Stated task: Rewrite the lines of the material starting at the line containing "Patent image size: (1078, 916)." and ending at the line containing "In FIG. 6B, the light integrator", renaming "plan views" to "top views" and leaving everything else unchanged.

[Collection entries]
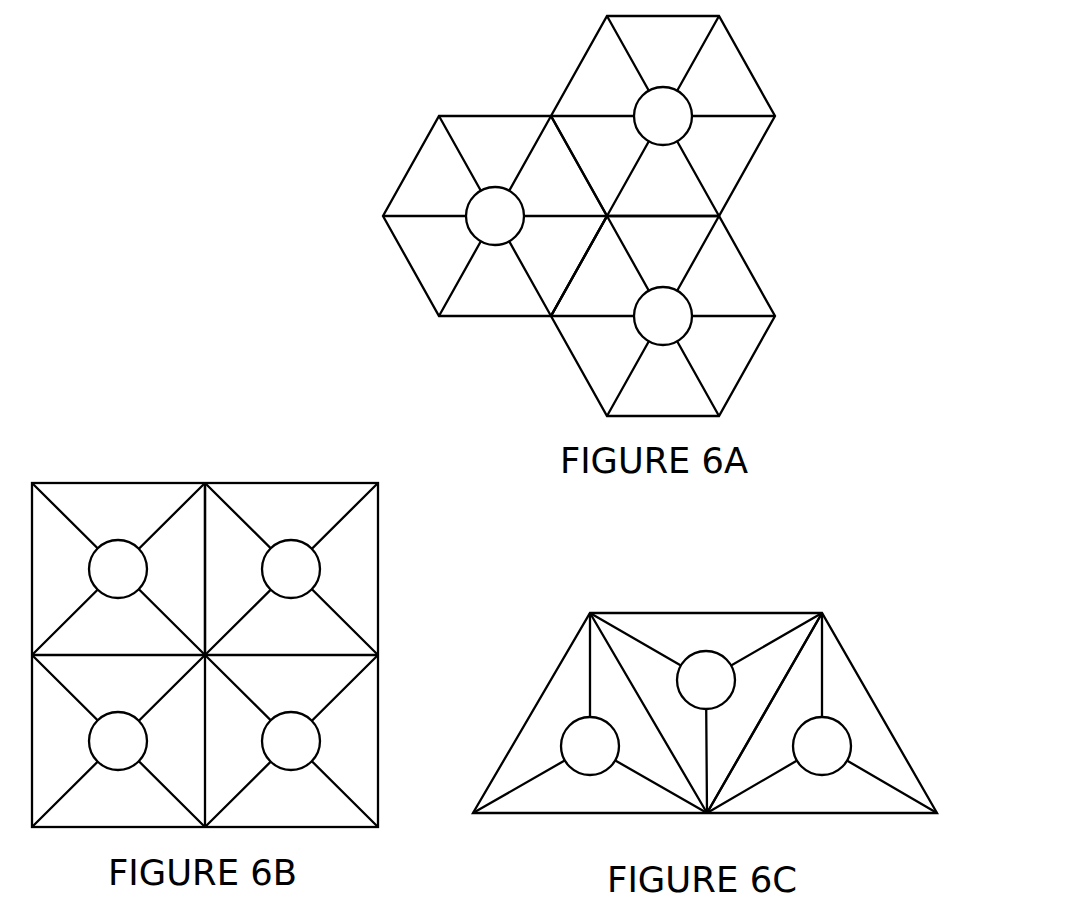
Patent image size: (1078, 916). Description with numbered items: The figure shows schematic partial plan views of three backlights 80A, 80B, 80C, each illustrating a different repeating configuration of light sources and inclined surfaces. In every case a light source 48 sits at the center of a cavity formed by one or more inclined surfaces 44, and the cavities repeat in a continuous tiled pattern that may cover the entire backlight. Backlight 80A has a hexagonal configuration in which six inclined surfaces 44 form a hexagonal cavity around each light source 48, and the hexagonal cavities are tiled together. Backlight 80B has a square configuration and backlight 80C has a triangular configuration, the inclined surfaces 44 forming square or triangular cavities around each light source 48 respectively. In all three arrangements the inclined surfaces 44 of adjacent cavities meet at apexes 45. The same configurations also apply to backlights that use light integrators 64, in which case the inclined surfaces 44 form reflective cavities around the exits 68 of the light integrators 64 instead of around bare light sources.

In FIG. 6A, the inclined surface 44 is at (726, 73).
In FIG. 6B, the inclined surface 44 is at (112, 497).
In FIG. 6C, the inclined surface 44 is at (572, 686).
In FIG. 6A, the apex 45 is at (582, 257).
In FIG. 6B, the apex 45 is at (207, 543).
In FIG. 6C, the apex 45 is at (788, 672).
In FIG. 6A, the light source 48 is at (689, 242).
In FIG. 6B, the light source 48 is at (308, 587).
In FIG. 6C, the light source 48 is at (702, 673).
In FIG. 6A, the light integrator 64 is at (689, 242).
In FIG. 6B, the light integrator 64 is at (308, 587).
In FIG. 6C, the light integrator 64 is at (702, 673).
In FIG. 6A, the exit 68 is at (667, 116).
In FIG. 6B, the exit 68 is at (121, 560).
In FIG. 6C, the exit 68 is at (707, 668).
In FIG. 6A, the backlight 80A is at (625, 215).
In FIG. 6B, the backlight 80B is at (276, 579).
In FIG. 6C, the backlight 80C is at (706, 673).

...

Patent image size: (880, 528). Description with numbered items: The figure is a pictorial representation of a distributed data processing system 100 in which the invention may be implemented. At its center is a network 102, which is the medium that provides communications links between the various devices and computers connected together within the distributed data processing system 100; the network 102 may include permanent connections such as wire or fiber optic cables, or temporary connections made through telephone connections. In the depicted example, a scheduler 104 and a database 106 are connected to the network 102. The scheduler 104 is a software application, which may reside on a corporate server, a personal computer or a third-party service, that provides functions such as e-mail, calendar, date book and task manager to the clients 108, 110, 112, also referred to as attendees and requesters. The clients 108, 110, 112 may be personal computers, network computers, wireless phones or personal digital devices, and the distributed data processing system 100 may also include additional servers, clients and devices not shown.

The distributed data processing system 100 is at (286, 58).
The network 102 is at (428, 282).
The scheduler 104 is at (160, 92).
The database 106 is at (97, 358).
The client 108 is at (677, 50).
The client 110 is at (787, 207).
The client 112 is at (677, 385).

Complete response:
Patent image size: (1078, 916). Description with numbered items: The figure shows schematic partial top views of three backlights 80A, 80B, 80C, each illustrating a different repeating configuration of light sources and inclined surfaces. In every case a light source 48 sits at the center of a cavity formed by one or more inclined surfaces 44, and the cavities repeat in a continuous tiled pattern that may cover the entire backlight. Backlight 80A has a hexagonal configuration in which six inclined surfaces 44 form a hexagonal cavity around each light source 48, and the hexagonal cavities are tiled together. Backlight 80B has a square configuration and backlight 80C has a triangular configuration, the inclined surfaces 44 forming square or triangular cavities around each light source 48 respectively. In all three arrangements the inclined surfaces 44 of adjacent cavities meet at apexes 45. The same configurations also apply to backlights that use light integrators 64, in which case the inclined surfaces 44 form reflective cavities around the exits 68 of the light integrators 64 instead of around bare light sources.

In FIG. 6A, the inclined surface 44 is at (726, 73).
In FIG. 6B, the inclined surface 44 is at (112, 497).
In FIG. 6C, the inclined surface 44 is at (572, 686).
In FIG. 6A, the apex 45 is at (582, 257).
In FIG. 6B, the apex 45 is at (207, 543).
In FIG. 6C, the apex 45 is at (788, 672).
In FIG. 6A, the light source 48 is at (689, 242).
In FIG. 6B, the light source 48 is at (308, 587).
In FIG. 6C, the light source 48 is at (702, 673).
In FIG. 6A, the light integrator 64 is at (689, 242).
In FIG. 6B, the light integrator 64 is at (308, 587).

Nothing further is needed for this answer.